*What is required*
Go through the data below. List every line that holds the word "search".
- - - - -
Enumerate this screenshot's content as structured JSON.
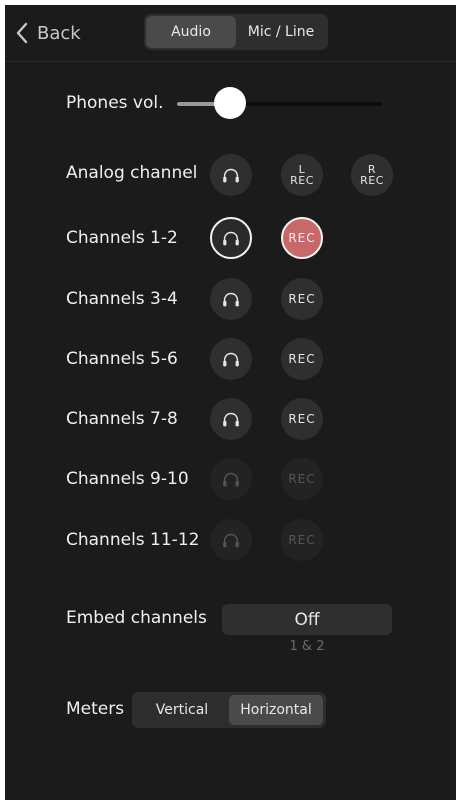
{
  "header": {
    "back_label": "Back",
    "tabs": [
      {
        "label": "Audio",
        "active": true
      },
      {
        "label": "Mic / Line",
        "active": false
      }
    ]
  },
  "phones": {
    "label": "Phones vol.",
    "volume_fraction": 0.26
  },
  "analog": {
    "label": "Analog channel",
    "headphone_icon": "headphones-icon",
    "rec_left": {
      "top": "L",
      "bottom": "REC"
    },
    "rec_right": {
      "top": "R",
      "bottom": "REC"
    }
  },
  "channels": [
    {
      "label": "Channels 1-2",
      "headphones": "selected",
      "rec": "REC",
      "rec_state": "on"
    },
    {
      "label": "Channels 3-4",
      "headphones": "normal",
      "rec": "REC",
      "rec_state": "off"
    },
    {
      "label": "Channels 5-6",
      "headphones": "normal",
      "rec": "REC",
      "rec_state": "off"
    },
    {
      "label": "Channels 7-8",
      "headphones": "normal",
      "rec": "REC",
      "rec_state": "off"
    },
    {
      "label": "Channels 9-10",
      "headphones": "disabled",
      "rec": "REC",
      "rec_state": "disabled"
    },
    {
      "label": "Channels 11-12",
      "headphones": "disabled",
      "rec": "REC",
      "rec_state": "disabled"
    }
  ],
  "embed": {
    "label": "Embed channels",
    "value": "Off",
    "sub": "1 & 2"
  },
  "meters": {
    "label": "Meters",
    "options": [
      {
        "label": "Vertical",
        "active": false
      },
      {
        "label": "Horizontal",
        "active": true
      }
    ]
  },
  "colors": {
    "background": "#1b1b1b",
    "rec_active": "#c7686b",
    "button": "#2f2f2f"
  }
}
- - - - -
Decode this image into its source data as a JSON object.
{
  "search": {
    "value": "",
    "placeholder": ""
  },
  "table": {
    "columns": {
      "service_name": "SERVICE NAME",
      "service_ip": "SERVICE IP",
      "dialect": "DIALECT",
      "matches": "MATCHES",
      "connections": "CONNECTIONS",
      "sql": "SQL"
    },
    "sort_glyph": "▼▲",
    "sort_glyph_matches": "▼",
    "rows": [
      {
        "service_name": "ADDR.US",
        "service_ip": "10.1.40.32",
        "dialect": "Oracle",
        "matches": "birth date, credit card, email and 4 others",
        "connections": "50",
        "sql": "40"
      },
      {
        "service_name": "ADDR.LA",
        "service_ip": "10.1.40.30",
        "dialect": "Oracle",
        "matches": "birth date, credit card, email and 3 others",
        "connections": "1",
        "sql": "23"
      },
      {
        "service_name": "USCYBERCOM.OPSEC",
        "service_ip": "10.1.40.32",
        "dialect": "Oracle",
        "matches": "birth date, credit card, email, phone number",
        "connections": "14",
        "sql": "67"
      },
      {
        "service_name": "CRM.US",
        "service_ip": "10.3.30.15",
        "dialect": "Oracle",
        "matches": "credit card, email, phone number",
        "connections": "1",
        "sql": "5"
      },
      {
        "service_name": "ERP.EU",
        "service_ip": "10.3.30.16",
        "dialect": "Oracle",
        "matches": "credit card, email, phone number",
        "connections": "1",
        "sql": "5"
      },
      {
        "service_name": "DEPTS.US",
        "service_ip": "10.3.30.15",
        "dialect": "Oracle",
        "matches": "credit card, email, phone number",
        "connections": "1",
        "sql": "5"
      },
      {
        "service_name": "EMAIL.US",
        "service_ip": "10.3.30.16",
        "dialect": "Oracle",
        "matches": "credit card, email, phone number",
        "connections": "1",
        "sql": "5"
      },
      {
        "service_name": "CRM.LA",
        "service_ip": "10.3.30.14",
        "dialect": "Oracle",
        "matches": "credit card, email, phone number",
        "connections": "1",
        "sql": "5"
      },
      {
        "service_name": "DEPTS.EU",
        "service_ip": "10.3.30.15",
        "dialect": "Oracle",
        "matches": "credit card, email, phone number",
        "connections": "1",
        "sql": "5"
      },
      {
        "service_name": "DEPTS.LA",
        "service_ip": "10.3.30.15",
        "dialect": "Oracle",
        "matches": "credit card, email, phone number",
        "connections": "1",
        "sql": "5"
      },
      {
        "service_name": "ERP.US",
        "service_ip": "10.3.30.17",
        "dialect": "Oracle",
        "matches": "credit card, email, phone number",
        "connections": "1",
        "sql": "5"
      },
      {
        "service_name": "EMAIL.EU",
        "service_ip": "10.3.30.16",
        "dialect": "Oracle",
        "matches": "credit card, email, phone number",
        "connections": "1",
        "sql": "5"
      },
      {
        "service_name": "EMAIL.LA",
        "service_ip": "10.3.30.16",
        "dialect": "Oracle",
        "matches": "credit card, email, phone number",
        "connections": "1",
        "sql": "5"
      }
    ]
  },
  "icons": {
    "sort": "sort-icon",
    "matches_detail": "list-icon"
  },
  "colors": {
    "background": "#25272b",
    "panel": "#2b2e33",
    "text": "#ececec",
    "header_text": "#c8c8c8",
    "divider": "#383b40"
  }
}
- - - - -
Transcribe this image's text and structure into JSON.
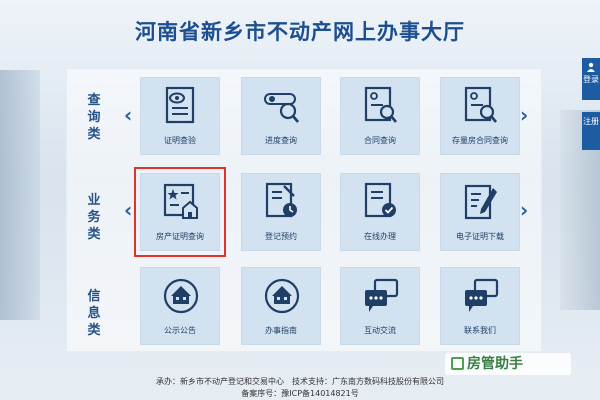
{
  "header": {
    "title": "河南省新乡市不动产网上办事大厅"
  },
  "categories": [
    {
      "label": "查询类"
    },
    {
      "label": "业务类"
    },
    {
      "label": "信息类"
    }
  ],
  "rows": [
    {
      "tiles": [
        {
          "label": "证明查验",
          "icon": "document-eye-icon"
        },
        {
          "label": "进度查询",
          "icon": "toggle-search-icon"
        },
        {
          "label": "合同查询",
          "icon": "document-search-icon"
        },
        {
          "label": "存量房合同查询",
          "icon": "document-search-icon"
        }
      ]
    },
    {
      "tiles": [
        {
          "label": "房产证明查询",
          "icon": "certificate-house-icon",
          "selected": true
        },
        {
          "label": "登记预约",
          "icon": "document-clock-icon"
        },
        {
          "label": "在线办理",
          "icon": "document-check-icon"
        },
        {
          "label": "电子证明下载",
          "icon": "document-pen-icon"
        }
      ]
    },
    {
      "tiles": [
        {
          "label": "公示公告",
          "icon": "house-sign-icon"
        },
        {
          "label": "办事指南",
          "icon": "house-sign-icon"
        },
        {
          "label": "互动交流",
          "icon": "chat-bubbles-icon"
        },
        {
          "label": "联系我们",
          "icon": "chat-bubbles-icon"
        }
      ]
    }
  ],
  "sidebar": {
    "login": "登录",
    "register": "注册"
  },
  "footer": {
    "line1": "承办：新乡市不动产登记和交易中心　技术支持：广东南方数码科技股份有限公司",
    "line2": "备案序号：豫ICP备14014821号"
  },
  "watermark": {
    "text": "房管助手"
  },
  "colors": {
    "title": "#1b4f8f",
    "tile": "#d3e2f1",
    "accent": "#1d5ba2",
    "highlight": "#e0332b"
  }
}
- - - - -
*Correct output*
  "search": {
          "icon": "toggle-search-icon"
          "icon": "document-search-icon"
          "icon": "document-search-icon"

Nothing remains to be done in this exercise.